- Task objective: Could you arrange the lines from the line with "refresh-button[interactable]: ↻ 刷新" to the line with "scroll-thumb[interactable] <box>1904 170", both included, into a JSON list of strings, one string per line, with blank lines left out?

- Given entries:
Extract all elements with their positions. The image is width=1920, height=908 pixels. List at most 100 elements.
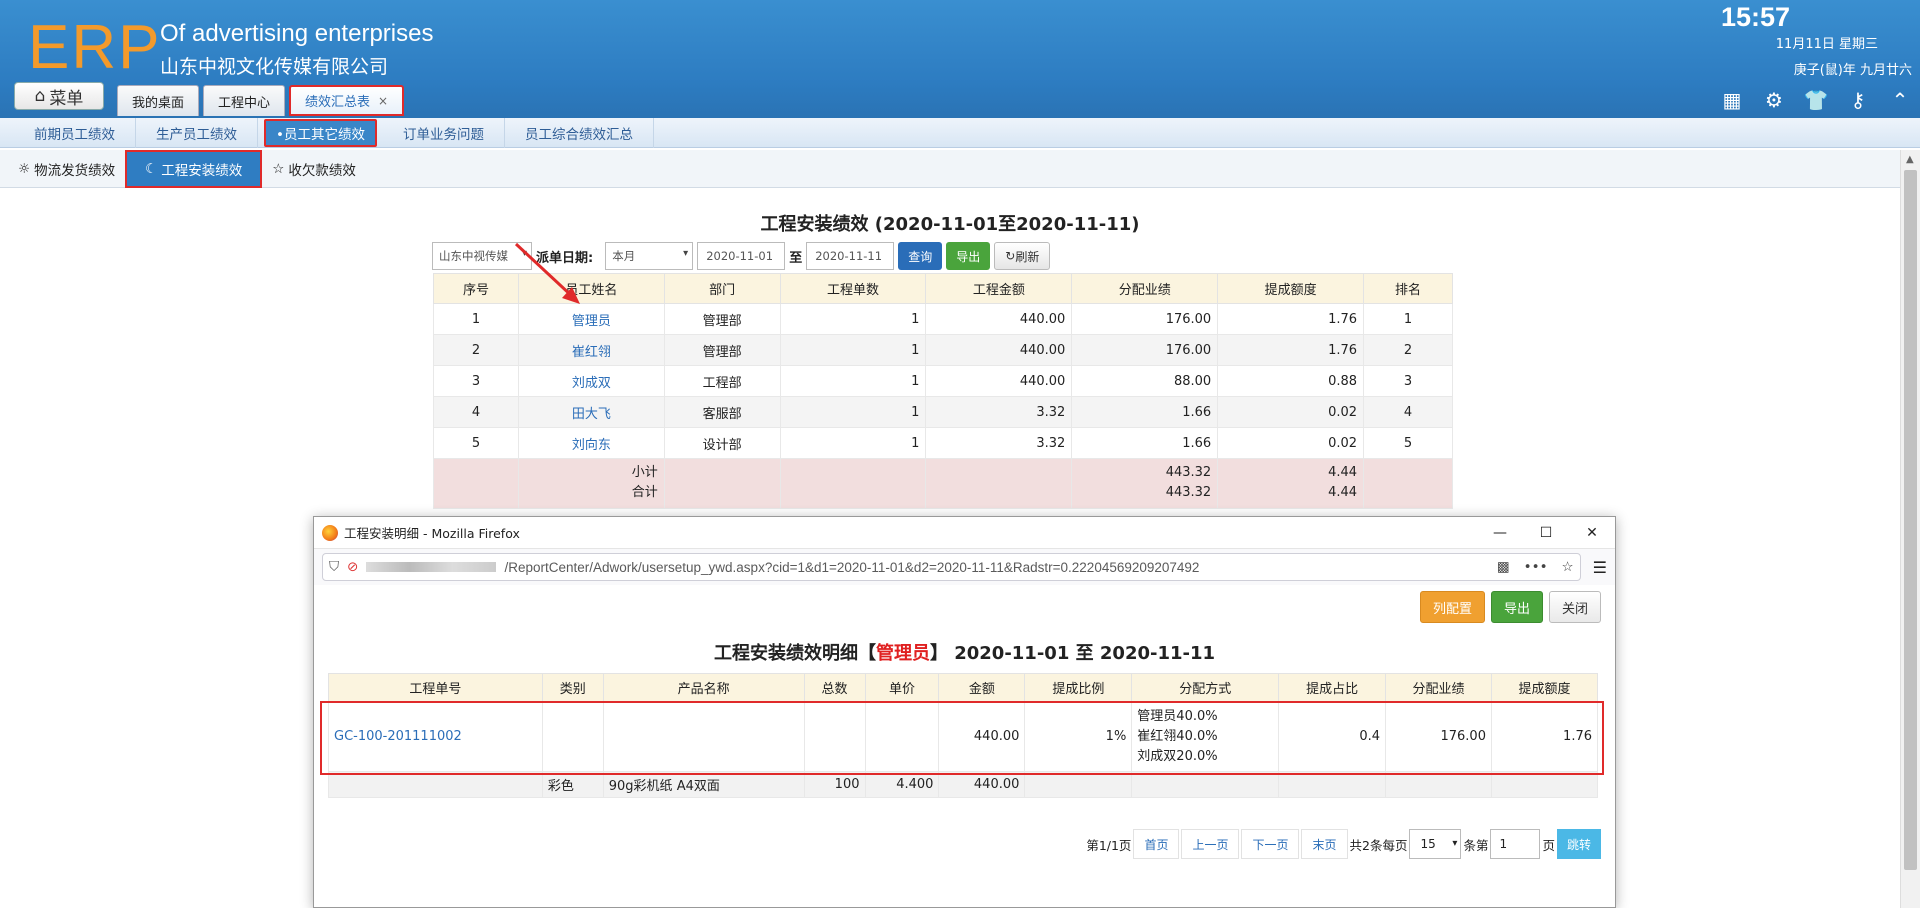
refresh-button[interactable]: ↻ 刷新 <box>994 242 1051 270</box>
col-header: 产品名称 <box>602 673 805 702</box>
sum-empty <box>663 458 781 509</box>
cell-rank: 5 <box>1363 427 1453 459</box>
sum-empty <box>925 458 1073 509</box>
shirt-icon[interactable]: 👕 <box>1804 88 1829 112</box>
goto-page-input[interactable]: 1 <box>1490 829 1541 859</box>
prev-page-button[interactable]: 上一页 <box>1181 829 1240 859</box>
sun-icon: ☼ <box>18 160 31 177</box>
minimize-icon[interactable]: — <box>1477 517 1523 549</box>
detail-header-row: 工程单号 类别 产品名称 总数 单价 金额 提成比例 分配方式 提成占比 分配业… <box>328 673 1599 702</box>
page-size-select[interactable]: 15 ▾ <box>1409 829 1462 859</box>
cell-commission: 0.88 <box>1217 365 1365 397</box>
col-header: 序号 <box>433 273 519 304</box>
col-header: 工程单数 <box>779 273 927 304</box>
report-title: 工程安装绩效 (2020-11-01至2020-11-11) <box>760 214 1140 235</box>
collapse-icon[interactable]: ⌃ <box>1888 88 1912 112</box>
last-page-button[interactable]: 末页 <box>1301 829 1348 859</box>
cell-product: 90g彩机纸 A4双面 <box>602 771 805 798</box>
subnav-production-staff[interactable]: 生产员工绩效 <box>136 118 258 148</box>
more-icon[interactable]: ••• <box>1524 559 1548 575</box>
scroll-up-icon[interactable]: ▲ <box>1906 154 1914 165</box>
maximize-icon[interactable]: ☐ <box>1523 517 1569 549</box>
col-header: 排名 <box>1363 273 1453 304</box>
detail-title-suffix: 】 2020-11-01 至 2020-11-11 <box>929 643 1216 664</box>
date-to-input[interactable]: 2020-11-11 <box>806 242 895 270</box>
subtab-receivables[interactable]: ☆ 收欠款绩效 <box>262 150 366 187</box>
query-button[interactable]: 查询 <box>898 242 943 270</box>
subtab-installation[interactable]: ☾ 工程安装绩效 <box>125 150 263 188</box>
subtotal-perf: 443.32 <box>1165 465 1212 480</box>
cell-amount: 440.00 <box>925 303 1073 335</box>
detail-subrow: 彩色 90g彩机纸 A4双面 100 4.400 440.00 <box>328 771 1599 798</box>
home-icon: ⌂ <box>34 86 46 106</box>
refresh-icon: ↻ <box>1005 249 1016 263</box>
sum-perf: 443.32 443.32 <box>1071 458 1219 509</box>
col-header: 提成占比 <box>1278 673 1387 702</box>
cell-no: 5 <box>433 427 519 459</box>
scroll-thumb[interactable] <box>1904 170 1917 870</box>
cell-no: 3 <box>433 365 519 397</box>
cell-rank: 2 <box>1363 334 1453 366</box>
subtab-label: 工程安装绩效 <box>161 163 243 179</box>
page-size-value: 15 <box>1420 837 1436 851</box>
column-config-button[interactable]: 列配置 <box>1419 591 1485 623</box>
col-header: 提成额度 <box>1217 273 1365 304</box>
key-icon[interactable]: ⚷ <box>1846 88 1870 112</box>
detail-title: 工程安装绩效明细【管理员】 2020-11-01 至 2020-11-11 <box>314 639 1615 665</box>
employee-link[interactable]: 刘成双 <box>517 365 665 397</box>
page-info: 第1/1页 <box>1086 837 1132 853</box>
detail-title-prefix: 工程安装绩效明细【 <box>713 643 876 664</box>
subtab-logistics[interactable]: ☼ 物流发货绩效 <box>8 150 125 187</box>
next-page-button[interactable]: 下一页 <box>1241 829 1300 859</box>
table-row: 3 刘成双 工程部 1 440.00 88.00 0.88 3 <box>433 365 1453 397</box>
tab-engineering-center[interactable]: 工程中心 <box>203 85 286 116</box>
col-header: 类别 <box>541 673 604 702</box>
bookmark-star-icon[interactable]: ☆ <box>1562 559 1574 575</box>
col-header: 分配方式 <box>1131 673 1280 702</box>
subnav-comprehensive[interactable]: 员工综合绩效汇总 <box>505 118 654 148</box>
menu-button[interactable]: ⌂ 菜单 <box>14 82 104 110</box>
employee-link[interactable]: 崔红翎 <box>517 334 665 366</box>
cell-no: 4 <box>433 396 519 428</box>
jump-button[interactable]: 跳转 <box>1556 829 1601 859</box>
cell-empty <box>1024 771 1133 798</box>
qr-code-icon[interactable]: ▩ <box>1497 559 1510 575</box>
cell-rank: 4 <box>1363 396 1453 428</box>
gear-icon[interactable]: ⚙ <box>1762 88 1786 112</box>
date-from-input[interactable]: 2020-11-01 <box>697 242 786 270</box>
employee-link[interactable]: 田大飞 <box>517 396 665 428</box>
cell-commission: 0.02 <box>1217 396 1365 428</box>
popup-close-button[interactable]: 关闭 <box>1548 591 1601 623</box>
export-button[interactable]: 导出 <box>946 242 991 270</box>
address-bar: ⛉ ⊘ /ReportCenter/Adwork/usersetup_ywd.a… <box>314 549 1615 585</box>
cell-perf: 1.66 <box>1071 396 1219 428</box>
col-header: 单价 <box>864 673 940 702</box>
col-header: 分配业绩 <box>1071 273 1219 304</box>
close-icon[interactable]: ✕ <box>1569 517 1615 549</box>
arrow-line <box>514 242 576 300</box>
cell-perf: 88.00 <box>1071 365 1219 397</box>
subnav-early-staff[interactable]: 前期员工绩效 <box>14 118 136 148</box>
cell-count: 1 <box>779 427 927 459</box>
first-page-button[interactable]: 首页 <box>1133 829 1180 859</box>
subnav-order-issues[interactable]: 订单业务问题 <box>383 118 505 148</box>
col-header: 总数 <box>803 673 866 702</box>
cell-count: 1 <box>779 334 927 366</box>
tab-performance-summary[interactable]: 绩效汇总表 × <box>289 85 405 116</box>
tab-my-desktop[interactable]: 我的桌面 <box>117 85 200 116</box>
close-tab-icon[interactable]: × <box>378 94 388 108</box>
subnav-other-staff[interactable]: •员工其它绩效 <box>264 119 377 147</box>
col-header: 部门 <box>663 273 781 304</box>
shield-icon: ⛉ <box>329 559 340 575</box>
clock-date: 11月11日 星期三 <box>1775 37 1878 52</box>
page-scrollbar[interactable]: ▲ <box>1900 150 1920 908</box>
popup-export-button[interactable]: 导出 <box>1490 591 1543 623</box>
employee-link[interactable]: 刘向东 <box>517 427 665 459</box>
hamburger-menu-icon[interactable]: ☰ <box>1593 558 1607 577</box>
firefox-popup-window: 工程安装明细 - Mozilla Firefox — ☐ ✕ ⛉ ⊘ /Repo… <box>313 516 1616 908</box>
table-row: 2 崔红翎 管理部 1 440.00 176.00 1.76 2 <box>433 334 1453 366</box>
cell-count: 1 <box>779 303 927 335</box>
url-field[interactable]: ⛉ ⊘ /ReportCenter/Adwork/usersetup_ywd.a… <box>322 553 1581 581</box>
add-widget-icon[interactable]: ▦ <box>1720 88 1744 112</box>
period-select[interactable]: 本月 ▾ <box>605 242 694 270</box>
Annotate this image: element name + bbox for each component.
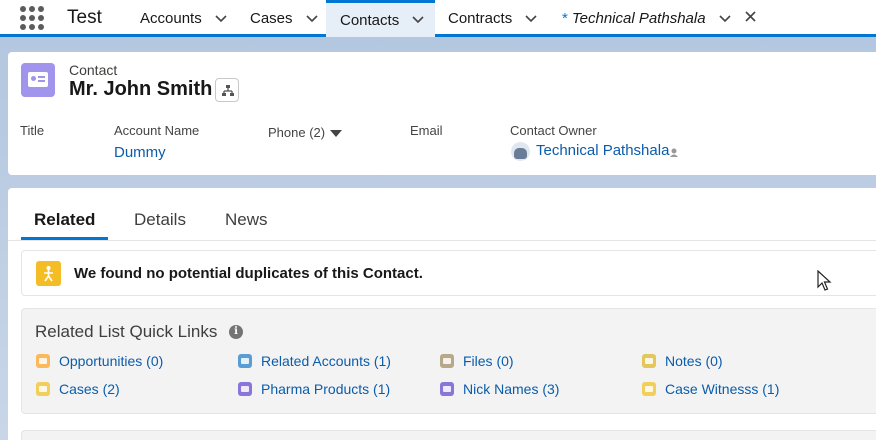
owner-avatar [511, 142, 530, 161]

- Answer to the task:
[
  "refresh-button[interactable]: ↻ 刷新 <box>994 242 1051 270</box>",
  "col-header: 产品名称 <box>602 673 805 702</box>",
  "sum-empty <box>663 458 781 509</box>",
  "cell-rank: 5 <box>1363 427 1453 459</box>",
  "sum-empty <box>925 458 1073 509</box>",
  "shirt-icon[interactable]: 👕 <box>1804 88 1829 112</box>",
  "goto-page-input[interactable]: 1 <box>1490 829 1541 859</box>",
  "prev-page-button[interactable]: 上一页 <box>1181 829 1240 859</box>",
  "sun-icon: ☼ <box>18 160 31 177</box>",
  "minimize-icon[interactable]: — <box>1477 517 1523 549</box>",
  "detail-header-row: 工程单号 类别 产品名称 总数 单价 金额 提成比例 分配方式 提成占比 分配业… <box>328 673 1599 702</box>",
  "page-size-select[interactable]: 15 ▾ <box>1409 829 1462 859</box>",
  "cell-commission: 0.88 <box>1217 365 1365 397</box>",
  "col-header: 序号 <box>433 273 519 304</box>",
  "col-header: 工程单数 <box>779 273 927 304</box>",
  "report-title: 工程安装绩效 (2020-11-01至2020-11-11) <box>760 214 1140 235</box>",
  "collapse-icon[interactable]: ⌃ <box>1888 88 1912 112</box>",
  "last-page-button[interactable]: 末页 <box>1301 829 1348 859</box>",
  "cell-product: 90g彩机纸 A4双面 <box>602 771 805 798</box>",
  "subnav-production-staff[interactable]: 生产员工绩效 <box>136 118 258 148</box>",
  "more-icon[interactable]: ••• <box>1524 559 1548 575</box>",
  "scroll-up-icon[interactable]: ▲ <box>1906 154 1914 165</box>",
  "maximize-icon[interactable]: ☐ <box>1523 517 1569 549</box>",
  "col-header: 排名 <box>1363 273 1453 304</box>",
  "detail-title-suffix: 】 2020-11-01 至 2020-11-11 <box>929 643 1216 664</box>",
  "date-to-input[interactable]: 2020-11-11 <box>806 242 895 270</box>",
  "subtab-receivables[interactable]: ☆ 收欠款绩效 <box>262 150 366 187</box>",
  "query-button[interactable]: 查询 <box>898 242 943 270</box>",
  "subtab-installation[interactable]: ☾ 工程安装绩效 <box>125 150 263 188</box>",
  "subtotal-perf: 443.32 <box>1165 465 1212 480</box>",
  "cell-amount: 440.00 <box>925 303 1073 335</box>",
  "detail-subrow: 彩色 90g彩机纸 A4双面 100 4.400 440.00 <box>328 771 1599 798</box>",
  "home-icon: ⌂ <box>34 86 46 106</box>",
  "refresh-icon: ↻ <box>1005 249 1016 263</box>",
  "sum-perf: 443.32 443.32 <box>1071 458 1219 509</box>",
  "col-header: 提成占比 <box>1278 673 1387 702</box>",
  "cell-no: 5 <box>433 427 519 459</box>",
  "scroll-thumb[interactable] <box>1904 170 1917 870</box>"
]